start Given data
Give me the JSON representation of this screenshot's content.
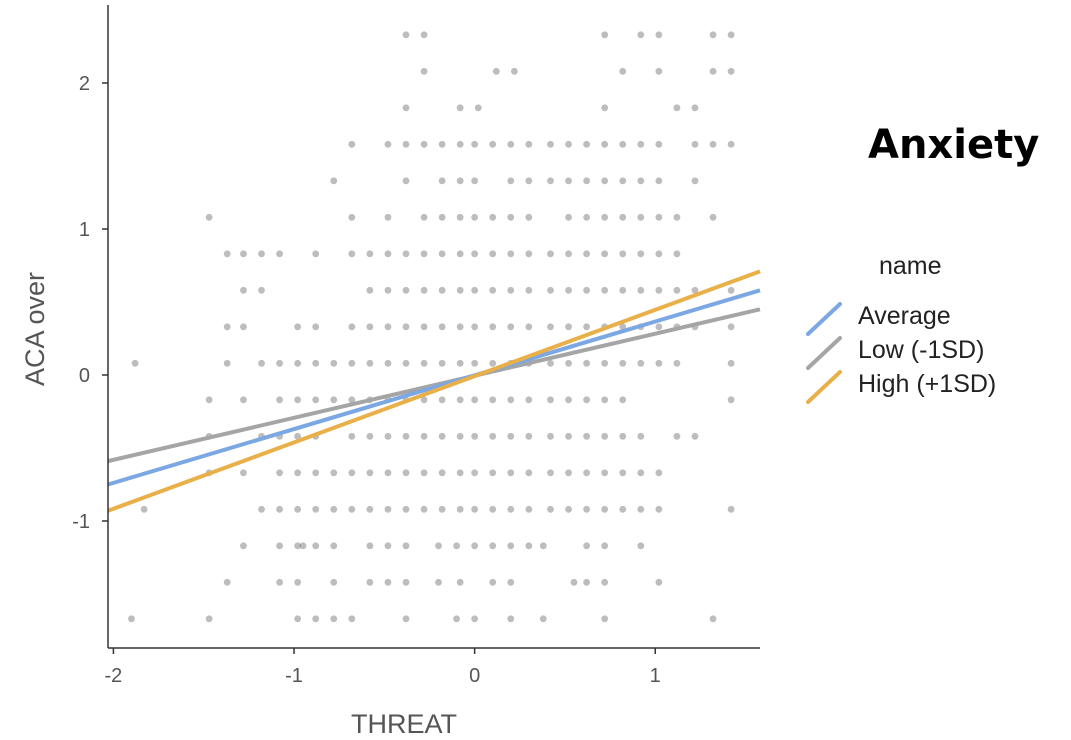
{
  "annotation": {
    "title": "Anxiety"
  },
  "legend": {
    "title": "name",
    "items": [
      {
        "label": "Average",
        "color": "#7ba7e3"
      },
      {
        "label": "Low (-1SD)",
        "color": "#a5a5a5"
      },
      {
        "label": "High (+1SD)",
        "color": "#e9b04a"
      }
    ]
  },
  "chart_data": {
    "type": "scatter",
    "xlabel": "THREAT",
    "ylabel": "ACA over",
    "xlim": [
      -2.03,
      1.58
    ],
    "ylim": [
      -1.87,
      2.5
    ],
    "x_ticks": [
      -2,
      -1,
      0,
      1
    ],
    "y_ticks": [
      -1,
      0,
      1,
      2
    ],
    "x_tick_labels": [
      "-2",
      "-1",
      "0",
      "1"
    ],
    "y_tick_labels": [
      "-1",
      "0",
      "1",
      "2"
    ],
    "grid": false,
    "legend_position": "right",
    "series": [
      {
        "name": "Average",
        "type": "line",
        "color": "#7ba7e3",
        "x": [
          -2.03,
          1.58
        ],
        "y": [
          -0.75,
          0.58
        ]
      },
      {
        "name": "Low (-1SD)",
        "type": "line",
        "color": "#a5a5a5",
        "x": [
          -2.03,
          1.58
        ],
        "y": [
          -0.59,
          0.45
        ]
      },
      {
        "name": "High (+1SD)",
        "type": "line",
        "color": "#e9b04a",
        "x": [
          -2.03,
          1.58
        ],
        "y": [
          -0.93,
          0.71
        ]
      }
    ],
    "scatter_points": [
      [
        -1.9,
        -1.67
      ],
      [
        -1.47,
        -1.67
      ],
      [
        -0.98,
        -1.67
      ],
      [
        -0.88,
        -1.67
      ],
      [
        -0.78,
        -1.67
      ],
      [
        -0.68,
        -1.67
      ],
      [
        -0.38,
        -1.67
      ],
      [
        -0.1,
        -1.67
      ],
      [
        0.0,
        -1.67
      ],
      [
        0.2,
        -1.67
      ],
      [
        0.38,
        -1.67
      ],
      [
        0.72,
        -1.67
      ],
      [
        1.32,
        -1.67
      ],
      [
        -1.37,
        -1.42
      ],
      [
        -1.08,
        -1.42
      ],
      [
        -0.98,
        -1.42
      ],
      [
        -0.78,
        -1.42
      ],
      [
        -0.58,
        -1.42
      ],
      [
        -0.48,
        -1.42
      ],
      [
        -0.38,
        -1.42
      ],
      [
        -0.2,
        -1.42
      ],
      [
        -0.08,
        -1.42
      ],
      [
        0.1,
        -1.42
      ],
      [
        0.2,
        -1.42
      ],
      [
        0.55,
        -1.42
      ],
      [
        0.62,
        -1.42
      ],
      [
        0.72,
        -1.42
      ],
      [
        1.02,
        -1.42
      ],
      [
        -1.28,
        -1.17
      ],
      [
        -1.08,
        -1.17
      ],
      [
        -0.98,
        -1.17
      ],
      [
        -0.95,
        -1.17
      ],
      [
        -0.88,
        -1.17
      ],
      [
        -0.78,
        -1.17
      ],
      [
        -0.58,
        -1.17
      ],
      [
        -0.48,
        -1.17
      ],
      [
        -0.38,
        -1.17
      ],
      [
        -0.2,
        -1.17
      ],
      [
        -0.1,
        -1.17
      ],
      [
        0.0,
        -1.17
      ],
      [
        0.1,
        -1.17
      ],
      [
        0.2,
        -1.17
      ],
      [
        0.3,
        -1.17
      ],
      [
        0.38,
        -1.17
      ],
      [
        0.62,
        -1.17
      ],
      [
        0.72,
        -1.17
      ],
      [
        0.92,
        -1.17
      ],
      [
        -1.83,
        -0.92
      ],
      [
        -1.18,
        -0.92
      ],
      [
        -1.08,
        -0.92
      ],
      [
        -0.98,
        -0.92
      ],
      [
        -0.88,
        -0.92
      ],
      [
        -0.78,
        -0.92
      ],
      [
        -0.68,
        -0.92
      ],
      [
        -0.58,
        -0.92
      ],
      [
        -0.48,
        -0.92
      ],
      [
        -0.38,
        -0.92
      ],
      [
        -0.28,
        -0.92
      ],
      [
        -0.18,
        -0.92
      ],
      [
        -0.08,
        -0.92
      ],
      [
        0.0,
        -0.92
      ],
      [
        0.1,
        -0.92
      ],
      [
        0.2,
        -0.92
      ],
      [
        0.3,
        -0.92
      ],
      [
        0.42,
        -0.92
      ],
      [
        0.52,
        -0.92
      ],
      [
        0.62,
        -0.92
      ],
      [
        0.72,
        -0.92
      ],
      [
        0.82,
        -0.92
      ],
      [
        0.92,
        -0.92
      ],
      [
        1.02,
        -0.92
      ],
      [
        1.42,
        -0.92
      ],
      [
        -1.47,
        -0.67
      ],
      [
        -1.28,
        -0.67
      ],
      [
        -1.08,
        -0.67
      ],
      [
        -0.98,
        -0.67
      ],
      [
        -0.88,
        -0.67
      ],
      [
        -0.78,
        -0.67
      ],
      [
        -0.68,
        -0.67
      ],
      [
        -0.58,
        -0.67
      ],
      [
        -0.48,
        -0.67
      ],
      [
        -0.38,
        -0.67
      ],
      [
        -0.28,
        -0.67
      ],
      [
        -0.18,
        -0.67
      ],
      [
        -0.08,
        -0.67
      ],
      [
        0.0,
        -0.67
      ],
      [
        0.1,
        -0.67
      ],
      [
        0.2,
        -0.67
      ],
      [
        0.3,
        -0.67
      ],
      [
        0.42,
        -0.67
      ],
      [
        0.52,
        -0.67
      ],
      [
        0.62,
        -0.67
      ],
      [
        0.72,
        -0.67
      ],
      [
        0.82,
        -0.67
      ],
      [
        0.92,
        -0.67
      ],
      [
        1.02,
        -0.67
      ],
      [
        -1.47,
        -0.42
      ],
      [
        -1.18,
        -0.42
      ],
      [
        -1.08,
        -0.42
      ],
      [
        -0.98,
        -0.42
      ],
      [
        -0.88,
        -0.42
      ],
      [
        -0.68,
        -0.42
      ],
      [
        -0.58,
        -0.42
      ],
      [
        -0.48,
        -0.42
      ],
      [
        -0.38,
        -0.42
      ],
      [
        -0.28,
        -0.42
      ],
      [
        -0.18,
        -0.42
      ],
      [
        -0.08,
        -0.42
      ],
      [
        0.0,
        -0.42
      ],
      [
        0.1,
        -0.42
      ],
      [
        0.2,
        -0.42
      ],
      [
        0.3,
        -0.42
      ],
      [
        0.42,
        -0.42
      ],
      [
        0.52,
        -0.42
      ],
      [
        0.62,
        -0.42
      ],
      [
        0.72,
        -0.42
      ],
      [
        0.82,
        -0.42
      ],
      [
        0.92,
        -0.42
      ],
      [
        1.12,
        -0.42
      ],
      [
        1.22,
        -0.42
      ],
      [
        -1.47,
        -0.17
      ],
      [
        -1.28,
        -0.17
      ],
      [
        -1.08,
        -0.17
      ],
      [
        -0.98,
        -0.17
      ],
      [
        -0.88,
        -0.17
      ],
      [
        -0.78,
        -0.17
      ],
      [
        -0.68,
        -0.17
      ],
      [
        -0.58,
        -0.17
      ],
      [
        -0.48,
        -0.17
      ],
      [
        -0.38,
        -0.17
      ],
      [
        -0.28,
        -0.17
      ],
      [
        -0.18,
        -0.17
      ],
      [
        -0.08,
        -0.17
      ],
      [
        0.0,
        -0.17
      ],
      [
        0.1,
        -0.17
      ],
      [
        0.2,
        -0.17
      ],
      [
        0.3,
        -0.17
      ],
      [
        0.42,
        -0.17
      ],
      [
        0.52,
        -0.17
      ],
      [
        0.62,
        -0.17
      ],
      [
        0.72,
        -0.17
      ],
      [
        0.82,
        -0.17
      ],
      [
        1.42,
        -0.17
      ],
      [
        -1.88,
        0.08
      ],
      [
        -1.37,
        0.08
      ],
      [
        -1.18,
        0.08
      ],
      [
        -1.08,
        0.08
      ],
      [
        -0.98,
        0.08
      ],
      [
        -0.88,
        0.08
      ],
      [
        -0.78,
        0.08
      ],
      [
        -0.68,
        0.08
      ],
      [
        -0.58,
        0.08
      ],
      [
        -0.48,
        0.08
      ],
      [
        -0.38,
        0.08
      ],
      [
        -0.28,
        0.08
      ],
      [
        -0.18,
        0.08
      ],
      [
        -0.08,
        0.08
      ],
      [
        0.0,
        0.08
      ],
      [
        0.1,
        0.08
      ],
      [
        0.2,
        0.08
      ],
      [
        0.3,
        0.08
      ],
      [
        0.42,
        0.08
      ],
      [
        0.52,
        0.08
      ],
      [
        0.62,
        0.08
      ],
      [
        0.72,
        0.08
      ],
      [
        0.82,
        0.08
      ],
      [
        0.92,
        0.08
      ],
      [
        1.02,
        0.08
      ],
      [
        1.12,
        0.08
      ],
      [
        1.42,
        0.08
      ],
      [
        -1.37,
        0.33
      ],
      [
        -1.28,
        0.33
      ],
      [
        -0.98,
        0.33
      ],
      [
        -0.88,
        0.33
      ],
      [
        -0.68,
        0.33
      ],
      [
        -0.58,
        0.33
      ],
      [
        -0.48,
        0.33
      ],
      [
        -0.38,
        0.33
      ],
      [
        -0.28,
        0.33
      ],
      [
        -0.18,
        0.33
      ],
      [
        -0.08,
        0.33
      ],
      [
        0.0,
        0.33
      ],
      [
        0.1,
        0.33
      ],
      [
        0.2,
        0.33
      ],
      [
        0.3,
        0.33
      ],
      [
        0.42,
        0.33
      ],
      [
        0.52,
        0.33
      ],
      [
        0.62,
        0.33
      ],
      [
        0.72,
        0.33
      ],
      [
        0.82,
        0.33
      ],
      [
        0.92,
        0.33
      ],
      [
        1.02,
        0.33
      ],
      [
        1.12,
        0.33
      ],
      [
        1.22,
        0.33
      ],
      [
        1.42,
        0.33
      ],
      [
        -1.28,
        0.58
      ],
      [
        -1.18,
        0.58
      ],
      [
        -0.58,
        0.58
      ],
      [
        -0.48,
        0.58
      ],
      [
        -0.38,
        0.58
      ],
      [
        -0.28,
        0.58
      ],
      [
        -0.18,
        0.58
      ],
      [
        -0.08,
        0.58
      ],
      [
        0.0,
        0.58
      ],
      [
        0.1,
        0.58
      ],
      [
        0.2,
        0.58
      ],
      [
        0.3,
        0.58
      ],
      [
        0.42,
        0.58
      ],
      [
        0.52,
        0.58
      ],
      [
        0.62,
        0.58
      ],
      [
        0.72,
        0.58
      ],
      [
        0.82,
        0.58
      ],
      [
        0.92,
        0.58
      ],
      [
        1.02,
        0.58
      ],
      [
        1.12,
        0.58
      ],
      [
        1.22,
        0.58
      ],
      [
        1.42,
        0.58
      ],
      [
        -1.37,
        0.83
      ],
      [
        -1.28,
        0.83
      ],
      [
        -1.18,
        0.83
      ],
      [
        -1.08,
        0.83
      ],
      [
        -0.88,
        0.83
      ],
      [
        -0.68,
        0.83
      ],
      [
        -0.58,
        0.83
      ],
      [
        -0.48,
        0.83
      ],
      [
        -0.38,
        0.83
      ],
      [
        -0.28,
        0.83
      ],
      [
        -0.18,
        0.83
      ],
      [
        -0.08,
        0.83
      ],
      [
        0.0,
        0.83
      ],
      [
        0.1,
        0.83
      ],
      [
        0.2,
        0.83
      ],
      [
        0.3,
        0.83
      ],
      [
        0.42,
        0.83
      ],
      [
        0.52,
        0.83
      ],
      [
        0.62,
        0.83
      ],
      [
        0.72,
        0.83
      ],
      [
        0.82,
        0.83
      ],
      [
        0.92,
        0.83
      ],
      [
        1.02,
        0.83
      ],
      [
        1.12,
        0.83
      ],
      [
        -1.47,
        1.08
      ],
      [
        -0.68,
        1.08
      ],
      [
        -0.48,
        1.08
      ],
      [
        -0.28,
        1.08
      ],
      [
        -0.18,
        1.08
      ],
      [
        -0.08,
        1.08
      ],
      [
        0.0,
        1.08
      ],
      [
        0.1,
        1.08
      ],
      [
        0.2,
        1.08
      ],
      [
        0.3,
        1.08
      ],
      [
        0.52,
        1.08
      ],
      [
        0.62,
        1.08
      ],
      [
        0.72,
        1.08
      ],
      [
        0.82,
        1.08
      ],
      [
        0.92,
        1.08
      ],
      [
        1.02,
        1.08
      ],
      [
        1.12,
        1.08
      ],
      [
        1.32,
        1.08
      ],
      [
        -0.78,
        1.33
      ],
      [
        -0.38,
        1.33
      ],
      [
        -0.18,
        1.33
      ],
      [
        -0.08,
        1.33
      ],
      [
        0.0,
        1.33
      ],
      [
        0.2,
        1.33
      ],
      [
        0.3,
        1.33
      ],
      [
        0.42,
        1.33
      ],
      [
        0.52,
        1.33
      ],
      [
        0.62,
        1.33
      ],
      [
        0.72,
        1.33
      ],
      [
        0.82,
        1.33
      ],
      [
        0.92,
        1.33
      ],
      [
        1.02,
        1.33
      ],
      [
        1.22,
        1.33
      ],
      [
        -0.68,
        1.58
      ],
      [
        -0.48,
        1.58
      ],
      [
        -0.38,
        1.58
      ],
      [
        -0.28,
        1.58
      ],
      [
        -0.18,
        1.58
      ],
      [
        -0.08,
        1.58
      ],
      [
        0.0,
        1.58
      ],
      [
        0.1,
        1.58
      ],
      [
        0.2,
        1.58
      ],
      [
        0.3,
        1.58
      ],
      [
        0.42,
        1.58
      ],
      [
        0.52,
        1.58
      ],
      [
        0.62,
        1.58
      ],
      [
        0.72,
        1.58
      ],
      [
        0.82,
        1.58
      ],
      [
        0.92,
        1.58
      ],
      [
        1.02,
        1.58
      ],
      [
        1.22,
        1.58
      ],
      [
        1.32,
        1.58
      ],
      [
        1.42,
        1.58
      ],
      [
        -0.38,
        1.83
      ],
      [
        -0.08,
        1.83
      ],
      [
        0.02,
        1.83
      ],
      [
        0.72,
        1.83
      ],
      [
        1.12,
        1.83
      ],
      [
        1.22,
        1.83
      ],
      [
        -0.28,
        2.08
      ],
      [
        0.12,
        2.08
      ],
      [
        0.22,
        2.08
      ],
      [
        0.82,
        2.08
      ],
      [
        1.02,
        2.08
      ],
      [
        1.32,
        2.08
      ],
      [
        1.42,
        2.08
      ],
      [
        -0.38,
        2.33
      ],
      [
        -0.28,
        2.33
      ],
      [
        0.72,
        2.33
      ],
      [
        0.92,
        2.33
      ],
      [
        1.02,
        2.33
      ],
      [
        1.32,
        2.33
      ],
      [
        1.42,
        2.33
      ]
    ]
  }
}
end Given data
start Given data
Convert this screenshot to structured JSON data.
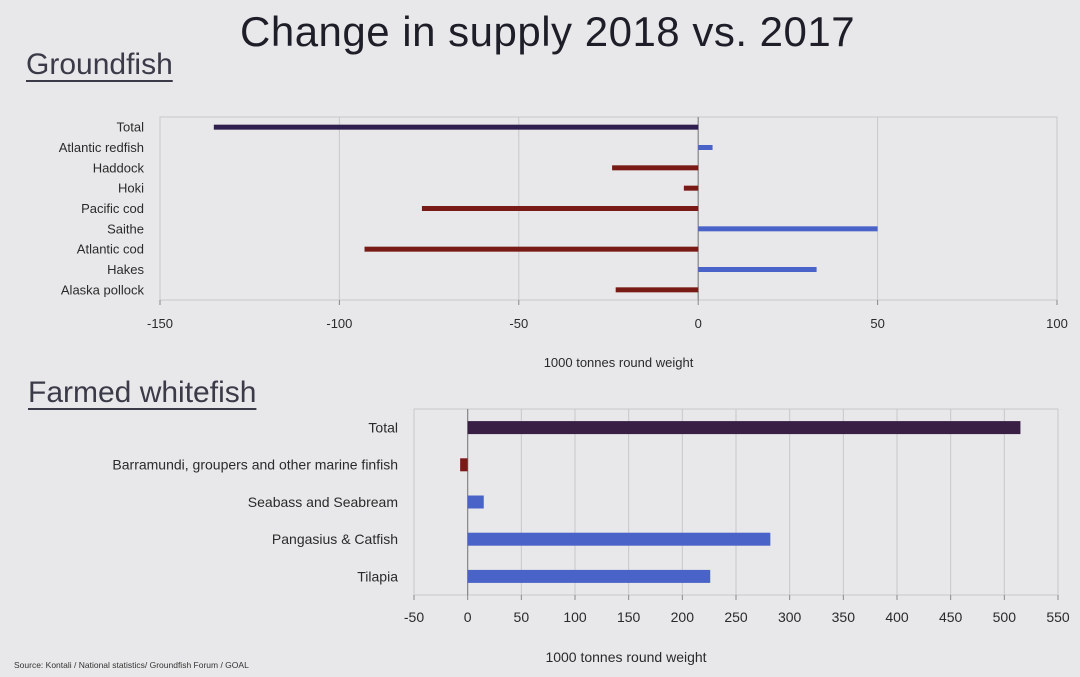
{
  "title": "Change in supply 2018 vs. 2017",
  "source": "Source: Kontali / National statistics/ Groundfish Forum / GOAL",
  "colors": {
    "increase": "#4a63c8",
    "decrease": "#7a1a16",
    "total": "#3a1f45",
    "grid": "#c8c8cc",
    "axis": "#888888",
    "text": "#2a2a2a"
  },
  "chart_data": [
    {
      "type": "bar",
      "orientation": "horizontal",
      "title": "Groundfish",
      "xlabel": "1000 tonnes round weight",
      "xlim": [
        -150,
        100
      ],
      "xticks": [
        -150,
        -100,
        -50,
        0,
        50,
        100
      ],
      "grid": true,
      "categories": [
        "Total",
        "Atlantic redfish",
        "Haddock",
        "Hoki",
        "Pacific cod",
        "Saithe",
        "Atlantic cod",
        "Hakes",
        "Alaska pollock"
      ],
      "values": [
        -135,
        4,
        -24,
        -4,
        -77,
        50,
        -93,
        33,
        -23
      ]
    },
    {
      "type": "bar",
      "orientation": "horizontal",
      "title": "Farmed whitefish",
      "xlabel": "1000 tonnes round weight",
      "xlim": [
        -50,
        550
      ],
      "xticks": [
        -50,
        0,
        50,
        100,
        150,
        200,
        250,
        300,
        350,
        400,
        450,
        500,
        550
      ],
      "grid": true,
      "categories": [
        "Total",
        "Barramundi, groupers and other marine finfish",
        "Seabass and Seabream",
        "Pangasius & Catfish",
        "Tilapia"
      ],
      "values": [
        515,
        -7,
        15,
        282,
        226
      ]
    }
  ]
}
end Given data
### Objective
Provide only the number of lines in the records containing the string "Groundfish".

### Full response
2